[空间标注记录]

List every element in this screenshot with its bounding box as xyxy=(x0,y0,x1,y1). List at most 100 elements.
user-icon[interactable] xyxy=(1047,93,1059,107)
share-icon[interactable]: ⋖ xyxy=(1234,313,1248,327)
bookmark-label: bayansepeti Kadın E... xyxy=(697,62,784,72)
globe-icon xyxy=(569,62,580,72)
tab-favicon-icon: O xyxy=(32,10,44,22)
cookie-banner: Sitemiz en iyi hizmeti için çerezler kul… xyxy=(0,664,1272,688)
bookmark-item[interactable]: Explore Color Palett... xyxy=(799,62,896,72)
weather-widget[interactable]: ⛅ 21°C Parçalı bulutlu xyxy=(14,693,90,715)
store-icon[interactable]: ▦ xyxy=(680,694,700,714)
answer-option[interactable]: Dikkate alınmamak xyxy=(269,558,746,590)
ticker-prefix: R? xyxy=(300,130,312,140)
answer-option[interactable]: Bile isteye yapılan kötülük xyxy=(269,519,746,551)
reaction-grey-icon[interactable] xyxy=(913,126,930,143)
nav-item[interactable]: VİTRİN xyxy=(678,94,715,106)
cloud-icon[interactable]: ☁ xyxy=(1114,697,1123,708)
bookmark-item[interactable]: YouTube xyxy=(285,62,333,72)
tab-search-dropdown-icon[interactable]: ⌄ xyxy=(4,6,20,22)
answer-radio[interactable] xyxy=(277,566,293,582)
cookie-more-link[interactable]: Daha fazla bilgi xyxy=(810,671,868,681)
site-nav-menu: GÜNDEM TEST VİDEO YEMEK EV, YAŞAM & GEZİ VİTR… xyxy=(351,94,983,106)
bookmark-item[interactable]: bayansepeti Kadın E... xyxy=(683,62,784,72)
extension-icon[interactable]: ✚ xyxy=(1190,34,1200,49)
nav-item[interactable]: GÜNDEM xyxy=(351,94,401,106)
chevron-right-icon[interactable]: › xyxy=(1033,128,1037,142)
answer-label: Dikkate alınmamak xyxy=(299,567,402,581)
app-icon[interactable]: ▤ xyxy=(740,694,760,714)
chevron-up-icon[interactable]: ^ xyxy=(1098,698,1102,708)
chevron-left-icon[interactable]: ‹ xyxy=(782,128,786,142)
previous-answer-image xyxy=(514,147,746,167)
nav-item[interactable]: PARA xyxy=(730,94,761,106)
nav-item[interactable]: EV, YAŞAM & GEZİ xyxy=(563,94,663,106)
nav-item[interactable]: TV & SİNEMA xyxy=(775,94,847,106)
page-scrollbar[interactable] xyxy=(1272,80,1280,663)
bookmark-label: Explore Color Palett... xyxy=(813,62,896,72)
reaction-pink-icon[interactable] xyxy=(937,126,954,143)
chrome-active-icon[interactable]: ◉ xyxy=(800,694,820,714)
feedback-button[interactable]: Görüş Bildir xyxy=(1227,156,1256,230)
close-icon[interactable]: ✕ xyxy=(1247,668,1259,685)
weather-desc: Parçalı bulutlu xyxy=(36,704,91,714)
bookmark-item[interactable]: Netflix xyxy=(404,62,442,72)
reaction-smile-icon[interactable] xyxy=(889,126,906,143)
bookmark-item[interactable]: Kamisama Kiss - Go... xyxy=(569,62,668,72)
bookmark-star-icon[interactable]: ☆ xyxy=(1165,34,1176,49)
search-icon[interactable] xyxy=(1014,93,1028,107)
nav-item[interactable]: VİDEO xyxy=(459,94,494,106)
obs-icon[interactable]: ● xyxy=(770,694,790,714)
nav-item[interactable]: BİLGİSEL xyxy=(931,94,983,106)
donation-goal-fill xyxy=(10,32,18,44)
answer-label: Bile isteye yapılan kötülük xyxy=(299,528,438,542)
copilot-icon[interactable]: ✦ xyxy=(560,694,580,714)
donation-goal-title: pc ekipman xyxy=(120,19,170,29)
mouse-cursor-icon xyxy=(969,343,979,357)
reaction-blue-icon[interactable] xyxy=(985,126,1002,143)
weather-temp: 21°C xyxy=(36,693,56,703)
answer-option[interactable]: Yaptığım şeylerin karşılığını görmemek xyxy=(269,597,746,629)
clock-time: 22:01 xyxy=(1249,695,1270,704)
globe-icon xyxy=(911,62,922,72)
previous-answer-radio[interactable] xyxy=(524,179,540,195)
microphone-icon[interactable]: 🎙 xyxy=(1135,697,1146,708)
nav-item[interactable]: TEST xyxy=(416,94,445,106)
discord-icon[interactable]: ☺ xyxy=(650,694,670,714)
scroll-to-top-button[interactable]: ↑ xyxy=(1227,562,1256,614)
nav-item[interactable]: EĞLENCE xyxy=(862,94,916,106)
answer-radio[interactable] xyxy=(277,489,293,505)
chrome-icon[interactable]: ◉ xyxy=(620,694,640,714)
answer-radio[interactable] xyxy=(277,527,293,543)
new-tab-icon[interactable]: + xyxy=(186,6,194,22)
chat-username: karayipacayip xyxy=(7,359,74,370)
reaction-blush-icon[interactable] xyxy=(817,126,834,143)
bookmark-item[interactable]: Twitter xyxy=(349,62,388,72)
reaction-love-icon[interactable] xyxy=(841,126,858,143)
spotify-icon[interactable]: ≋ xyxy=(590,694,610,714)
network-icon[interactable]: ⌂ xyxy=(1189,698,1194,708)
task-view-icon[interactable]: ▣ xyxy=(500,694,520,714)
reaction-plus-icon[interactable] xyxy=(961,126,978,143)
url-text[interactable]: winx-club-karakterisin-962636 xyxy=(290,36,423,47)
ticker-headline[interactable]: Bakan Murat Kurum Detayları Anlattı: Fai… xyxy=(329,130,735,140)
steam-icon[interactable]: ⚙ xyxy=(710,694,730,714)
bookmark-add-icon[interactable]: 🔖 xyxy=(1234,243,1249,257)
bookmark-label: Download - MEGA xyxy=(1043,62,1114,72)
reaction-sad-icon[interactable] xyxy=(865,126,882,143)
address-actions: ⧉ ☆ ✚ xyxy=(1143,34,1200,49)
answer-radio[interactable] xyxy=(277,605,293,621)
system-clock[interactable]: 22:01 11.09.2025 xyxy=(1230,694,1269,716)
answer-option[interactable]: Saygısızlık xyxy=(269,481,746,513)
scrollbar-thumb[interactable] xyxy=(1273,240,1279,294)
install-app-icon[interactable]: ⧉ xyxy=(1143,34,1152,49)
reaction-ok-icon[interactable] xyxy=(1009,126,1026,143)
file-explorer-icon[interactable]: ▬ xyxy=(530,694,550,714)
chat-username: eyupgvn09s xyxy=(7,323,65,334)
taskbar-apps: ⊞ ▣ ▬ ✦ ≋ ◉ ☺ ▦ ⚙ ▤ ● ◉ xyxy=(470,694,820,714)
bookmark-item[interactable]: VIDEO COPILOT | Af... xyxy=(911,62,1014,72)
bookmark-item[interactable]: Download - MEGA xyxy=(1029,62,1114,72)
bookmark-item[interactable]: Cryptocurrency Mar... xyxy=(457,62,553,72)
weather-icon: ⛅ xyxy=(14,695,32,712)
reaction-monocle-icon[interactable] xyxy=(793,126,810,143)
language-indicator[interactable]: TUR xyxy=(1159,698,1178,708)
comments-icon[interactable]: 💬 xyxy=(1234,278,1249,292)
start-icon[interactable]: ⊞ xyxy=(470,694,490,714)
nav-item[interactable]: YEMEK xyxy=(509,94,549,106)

• _任务要求_: 找出上方空间标注记录中含有字符串“username”的所有行，并将这些行逐一完整抄录。

• _本题答案_:
chat-username: karayipacayip xyxy=(7,359,74,370)
chat-username: eyupgvn09s xyxy=(7,323,65,334)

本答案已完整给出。